### [Directions]
Would you retype all of these records exactly?

Dataset items:
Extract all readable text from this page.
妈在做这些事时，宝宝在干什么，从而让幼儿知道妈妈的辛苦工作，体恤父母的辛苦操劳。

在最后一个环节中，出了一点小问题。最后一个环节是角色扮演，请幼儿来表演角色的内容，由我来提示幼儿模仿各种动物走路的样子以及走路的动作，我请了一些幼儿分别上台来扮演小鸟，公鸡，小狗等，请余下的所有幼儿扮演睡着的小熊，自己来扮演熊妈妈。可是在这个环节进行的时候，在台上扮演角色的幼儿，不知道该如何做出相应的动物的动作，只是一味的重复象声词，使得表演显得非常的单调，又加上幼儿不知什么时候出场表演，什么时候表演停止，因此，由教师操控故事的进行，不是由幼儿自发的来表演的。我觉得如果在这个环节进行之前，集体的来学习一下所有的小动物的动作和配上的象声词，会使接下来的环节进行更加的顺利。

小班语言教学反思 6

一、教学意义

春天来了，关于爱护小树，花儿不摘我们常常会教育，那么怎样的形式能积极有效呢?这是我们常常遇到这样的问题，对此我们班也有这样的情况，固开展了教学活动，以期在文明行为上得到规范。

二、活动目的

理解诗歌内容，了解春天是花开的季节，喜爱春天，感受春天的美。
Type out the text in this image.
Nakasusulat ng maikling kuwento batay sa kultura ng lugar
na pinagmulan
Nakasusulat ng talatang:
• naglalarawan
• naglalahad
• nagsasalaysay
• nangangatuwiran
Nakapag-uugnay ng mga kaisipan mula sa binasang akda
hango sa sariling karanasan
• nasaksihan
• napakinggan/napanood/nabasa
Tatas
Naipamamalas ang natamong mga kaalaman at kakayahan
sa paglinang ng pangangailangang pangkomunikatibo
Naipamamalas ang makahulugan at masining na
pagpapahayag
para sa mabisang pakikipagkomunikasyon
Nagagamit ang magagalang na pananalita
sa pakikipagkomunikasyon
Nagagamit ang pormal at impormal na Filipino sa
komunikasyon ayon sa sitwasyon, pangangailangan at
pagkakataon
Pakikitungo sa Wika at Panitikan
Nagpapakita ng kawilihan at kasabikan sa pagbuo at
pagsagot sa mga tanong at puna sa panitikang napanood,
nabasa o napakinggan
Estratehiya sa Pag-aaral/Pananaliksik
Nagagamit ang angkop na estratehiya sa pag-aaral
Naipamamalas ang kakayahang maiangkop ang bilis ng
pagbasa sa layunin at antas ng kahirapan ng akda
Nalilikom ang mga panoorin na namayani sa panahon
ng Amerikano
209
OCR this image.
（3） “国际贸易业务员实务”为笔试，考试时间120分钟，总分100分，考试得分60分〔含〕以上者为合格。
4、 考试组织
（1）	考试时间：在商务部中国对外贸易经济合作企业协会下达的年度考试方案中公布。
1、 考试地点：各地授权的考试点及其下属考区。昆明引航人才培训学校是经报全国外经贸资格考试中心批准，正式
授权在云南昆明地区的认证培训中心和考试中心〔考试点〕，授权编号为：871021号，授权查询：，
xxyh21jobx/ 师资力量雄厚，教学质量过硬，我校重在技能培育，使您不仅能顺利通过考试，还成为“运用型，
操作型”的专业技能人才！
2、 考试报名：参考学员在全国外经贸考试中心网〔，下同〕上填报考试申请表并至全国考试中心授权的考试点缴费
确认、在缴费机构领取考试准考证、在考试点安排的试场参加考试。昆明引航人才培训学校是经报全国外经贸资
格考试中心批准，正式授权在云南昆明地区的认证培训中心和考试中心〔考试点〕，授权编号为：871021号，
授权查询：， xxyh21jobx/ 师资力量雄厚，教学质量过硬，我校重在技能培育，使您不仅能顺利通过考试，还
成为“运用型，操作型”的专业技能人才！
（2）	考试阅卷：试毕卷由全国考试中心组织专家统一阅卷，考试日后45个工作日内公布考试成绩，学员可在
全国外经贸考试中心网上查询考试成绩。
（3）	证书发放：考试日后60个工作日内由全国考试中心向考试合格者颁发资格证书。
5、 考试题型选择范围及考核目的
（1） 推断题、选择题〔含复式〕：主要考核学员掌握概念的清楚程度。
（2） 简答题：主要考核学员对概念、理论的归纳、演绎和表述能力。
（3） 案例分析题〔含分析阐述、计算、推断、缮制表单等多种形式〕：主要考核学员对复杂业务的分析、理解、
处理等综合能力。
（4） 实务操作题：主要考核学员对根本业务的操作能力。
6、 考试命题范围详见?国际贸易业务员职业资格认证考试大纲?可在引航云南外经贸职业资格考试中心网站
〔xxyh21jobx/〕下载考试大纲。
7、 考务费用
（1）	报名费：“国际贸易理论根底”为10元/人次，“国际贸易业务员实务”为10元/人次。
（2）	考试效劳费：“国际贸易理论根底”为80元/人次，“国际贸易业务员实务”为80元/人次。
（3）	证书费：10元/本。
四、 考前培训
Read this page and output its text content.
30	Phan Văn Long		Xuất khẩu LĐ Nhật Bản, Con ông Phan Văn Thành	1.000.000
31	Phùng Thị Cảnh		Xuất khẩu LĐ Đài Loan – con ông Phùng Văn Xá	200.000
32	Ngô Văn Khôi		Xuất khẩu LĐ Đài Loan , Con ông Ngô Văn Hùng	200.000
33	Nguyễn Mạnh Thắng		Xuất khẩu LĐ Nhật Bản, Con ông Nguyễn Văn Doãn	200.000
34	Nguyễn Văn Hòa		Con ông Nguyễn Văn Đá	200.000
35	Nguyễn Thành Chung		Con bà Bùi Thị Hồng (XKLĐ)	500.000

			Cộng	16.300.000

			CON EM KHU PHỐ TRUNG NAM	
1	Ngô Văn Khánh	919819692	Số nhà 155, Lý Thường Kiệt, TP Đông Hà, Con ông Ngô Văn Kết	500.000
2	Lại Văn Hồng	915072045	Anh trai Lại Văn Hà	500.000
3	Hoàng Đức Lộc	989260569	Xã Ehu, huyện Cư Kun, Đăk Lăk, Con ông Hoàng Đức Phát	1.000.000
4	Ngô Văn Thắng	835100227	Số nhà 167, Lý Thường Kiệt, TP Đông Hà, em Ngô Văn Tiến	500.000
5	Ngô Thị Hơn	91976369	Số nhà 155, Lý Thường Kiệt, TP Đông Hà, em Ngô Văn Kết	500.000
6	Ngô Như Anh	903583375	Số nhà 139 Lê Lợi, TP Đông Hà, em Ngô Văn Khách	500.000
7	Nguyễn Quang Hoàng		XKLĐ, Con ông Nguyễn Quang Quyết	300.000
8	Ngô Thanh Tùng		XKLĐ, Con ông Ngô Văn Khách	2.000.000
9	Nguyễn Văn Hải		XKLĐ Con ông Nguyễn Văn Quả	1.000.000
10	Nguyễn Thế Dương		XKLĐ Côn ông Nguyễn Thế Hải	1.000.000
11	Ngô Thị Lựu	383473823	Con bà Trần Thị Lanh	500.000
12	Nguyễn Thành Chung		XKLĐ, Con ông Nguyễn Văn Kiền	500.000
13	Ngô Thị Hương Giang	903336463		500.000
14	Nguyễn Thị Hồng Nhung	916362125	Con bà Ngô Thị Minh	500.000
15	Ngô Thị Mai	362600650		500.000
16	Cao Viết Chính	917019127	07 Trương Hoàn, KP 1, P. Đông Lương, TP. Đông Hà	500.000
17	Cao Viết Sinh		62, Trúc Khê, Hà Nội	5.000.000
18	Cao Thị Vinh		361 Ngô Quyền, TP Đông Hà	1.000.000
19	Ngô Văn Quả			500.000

### [Output below]
Extract all readable text from this page.
妈在做这些事时，宝宝在干什么，从而让幼儿知道妈妈的辛苦工作，体恤父母的辛苦操劳。

在最后一个环节中，出了一点小问题。最后一个环节是角色扮演，请幼儿来表演角色的内容，由我来提示幼儿模仿各种动物走路的样子以及走路的动作，我请了一些幼儿分别上台来扮演小鸟，公鸡，小狗等，请余下的所有幼儿扮演睡着的小熊，自己来扮演熊妈妈。可是在这个环节进行的时候，在台上扮演角色的幼儿，不知道该如何做出相应的动物的动作，只是一味的重复象声词，使得表演显得非常的单调，又加上幼儿不知什么时候出场表演，什么时候表演停止，因此，由教师操控故事的进行，不是由幼儿自发的来表演的。我觉得如果在这个环节进行之前，集体的来学习一下所有的小动物的动作和配上的象声词，会使接下来的环节进行更加的顺利。

小班语言教学反思 6

一、教学意义

春天来了，关于爱护小树，花儿不摘我们常常会教育，那么怎样的形式能积极有效呢?这是我们常常遇到这样的问题，对此我们班也有这样的情况，固开展了教学活动，以期在文明行为上得到规范。

二、活动目的

理解诗歌内容，了解春天是花开的季节，喜爱春天，感受春天的美。
Type out the text in this image.
Nakasusulat ng maikling kuwento batay sa kultura ng lugar
na pinagmulan
Nakasusulat ng talatang:
• naglalarawan
• naglalahad
• nagsasalaysay
• nangangatuwiran
Nakapag-uugnay ng mga kaisipan mula sa binasang akda
hango sa sariling karanasan
• nasaksihan
• napakinggan/napanood/nabasa
Tatas
Naipamamalas ang natamong mga kaalaman at kakayahan
sa paglinang ng pangangailangang pangkomunikatibo
Naipamamalas ang makahulugan at masining na
pagpapahayag
para sa mabisang pakikipagkomunikasyon
Nagagamit ang magagalang na pananalita
sa pakikipagkomunikasyon
Nagagamit ang pormal at impormal na Filipino sa
komunikasyon ayon sa sitwasyon, pangangailangan at
pagkakataon
Pakikitungo sa Wika at Panitikan
Nagpapakita ng kawilihan at kasabikan sa pagbuo at
pagsagot sa mga tanong at puna sa panitikang napanood,
nabasa o napakinggan
Estratehiya sa Pag-aaral/Pananaliksik
Nagagamit ang angkop na estratehiya sa pag-aaral
Naipamamalas ang kakayahang maiangkop ang bilis ng
pagbasa sa layunin at antas ng kahirapan ng akda
Nalilikom ang mga panoorin na namayani sa panahon
ng Amerikano
209
OCR this image.
（3） “国际贸易业务员实务”为笔试，考试时间120分钟，总分100分，考试得分60分〔含〕以上者为合格。
4、 考试组织
（1）	考试时间：在商务部中国对外贸易经济合作企业协会下达的年度考试方案中公布。
1、 考试地点：各地授权的考试点及其下属考区。昆明引航人才培训学校是经报全国外经贸资格考试中心批准，正式
授权在云南昆明地区的认证培训中心和考试中心〔考试点〕，授权编号为：871021号，授权查询：，
xxyh21jobx/ 师资力量雄厚，教学质量过硬，我校重在技能培育，使您不仅能顺利通过考试，还成为“运用型，
操作型”的专业技能人才！
2、 考试报名：参考学员在全国外经贸考试中心网〔，下同〕上填报考试申请表并至全国考试中心授权的考试点缴费
确认、在缴费机构领取考试准考证、在考试点安排的试场参加考试。昆明引航人才培训学校是经报全国外经贸资
格考试中心批准，正式授权在云南昆明地区的认证培训中心和考试中心〔考试点〕，授权编号为：871021号，
授权查询：， xxyh21jobx/ 师资力量雄厚，教学质量过硬，我校重在技能培育，使您不仅能顺利通过考试，还
成为“运用型，操作型”的专业技能人才！
（2）	考试阅卷：试毕卷由全国考试中心组织专家统一阅卷，考试日后45个工作日内公布考试成绩，学员可在
全国外经贸考试中心网上查询考试成绩。
（3）	证书发放：考试日后60个工作日内由全国考试中心向考试合格者颁发资格证书。
5、 考试题型选择范围及考核目的
（1） 推断题、选择题〔含复式〕：主要考核学员掌握概念的清楚程度。
（2） 简答题：主要考核学员对概念、理论的归纳、演绎和表述能力。
（3） 案例分析题〔含分析阐述、计算、推断、缮制表单等多种形式〕：主要考核学员对复杂业务的分析、理解、
处理等综合能力。
（4） 实务操作题：主要考核学员对根本业务的操作能力。
6、 考试命题范围详见?国际贸易业务员职业资格认证考试大纲?可在引航云南外经贸职业资格考试中心网站
〔xxyh21jobx/〕下载考试大纲。
7、 考务费用
（1）	报名费：“国际贸易理论根底”为10元/人次，“国际贸易业务员实务”为10元/人次。
（2）	考试效劳费：“国际贸易理论根底”为80元/人次，“国际贸易业务员实务”为80元/人次。
（3）	证书费：10元/本。
四、 考前培训
Read this page and output its text content.
30	Phan Văn Long		Xuất khẩu LĐ Nhật Bản, Con ông Phan Văn Thành	1.000.000
31	Phùng Thị Cảnh		Xuất khẩu LĐ Đài Loan – con ông Phùng Văn Xá	200.000
32	Ngô Văn Khôi		Xuất khẩu LĐ Đài Loan , Con ông Ngô Văn Hùng	200.000
33	Nguyễn Mạnh Thắng		Xuất khẩu LĐ Nhật Bản, Con ông Nguyễn Văn Doãn	200.000
34	Nguyễn Văn Hòa		Con ông Nguyễn Văn Đá	200.000
35	Nguyễn Thành Chung		Con bà Bùi Thị Hồng (XKLĐ)	500.000

			Cộng	16.300.000

			CON EM KHU PHỐ TRUNG NAM	
1	Ngô Văn Khánh	919819692	Số nhà 155, Lý Thường Kiệt, TP Đông Hà, Con ông Ngô Văn Kết	500.000
2	Lại Văn Hồng	915072045	Anh trai Lại Văn Hà	500.000
3	Hoàng Đức Lộc	989260569	Xã Ehu, huyện Cư Kun, Đăk Lăk, Con ông Hoàng Đức Phát	1.000.000
4	Ngô Văn Thắng	835100227	Số nhà 167, Lý Thường Kiệt, TP Đông Hà, em Ngô Văn Tiến	500.000
5	Ngô Thị Hơn	91976369	Số nhà 155, Lý Thường Kiệt, TP Đông Hà, em Ngô Văn Kết	500.000
6	Ngô Như Anh	903583375	Số nhà 139 Lê Lợi, TP Đông Hà, em Ngô Văn Khách	500.000
7	Nguyễn Quang Hoàng		XKLĐ, Con ông Nguyễn Quang Quyết	300.000
8	Ngô Thanh Tùng		XKLĐ, Con ông Ngô Văn Khách	2.000.000
9	Nguyễn Văn Hải		XKLĐ Con ông Nguyễn Văn Quả	1.000.000
10	Nguyễn Thế Dương		XKLĐ Côn ông Nguyễn Thế Hải	1.000.000
11	Ngô Thị Lựu	383473823	Con bà Trần Thị Lanh	500.000
12	Nguyễn Thành Chung		XKLĐ, Con ông Nguyễn Văn Kiền	500.000
13	Ngô Thị Hương Giang	903336463		500.000
14	Nguyễn Thị Hồng Nhung	916362125	Con bà Ngô Thị Minh	500.000
15	Ngô Thị Mai	362600650		500.000
16	Cao Viết Chính	917019127	07 Trương Hoàn, KP 1, P. Đông Lương, TP. Đông Hà	500.000
17	Cao Viết Sinh		62, Trúc Khê, Hà Nội	5.000.000
18	Cao Thị Vinh		361 Ngô Quyền, TP Đông Hà	1.000.000
19	Ngô Văn Quả			500.000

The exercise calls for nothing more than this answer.